» INPUT:

━━━━

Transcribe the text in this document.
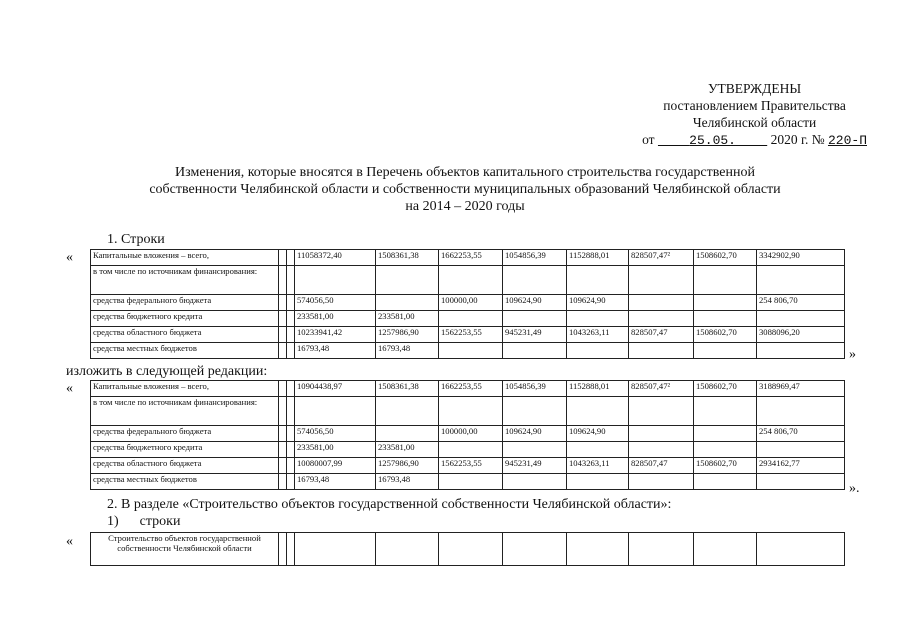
УТВЕРЖДЕНЫ
постановлением Правительства
Челябинской области
от	25.05.	2020 г. № 220-П
Изменения, которые вносятся в Перечень объектов капитального строительства государственной
собственности Челябинской области и собственности муниципальных образований Челябинской области
на 2014 – 2020 годы
1. Строки
« Капитальные вложения – всего,			11058372,40	1508361,38	1662253,55	1054856,39	1152888,01	828507,47²	1508602,70	3342902,90
в том числе по источникам финансирования:										
средства федерального бюджета			574056,50		100000,00	109624,90	109624,90			254 806,70
средства бюджетного кредита			233581,00	233581,00						
средства областного бюджета			10233941,42	1257986,90	1562253,55	945231,49	1043263,11	828507,47	1508602,70	3088096,20
средства местных бюджетов			16793,48	16793,48							»
изложить в следующей редакции:
« Капитальные вложения – всего,			10904438,97	1508361,38	1662253,55	1054856,39	1152888,01	828507,47²	1508602,70	3188969,47
в том числе по источникам финансирования:										
средства федерального бюджета			574056,50		100000,00	109624,90	109624,90			254 806,70
средства бюджетного кредита			233581,00	233581,00						
средства областного бюджета			10080007,99	1257986,90	1562253,55	945231,49	1043263,11	828507,47	1508602,70	2934162,77
средства местных бюджетов			16793,48	16793,48						
».
2. В разделе «Строительство объектов государственной собственности Челябинской области»:
1) строки
«	Строительство объектов государственной собственности Челябинской области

━━━━

» YOUR GOAL: Copy out the listing exactly as it stands, but not the pictures.

» SOLUTION:
Transcribe the text in this document.
УТВЕРЖДЕНЫ
постановлением Правительства
Челябинской области
от	25.05.	2020 г. № 220-П
Изменения, которые вносятся в Перечень объектов капитального строительства государственной
собственности Челябинской области и собственности муниципальных образований Челябинской области
на 2014 – 2020 годы
1. Строки
« Капитальные вложения – всего,			11058372,40	1508361,38	1662253,55	1054856,39	1152888,01	828507,47²	1508602,70	3342902,90
в том числе по источникам финансирования:										
средства федерального бюджета			574056,50		100000,00	109624,90	109624,90			254 806,70
средства бюджетного кредита			233581,00	233581,00						
средства областного бюджета			10233941,42	1257986,90	1562253,55	945231,49	1043263,11	828507,47	1508602,70	3088096,20
средства местных бюджетов			16793,48	16793,48							»
изложить в следующей редакции:
« Капитальные вложения – всего,			10904438,97	1508361,38	1662253,55	1054856,39	1152888,01	828507,47²	1508602,70	3188969,47
в том числе по источникам финансирования:										
средства федерального бюджета			574056,50		100000,00	109624,90	109624,90			254 806,70
средства бюджетного кредита			233581,00	233581,00						
средства областного бюджета			10080007,99	1257986,90	1562253,55	945231,49	1043263,11	828507,47	1508602,70	2934162,77
средства местных бюджетов			16793,48	16793,48						
».
2. В разделе «Строительство объектов государственной собственности Челябинской области»:
1) строки
«	Строительство объектов государственной собственности Челябинской области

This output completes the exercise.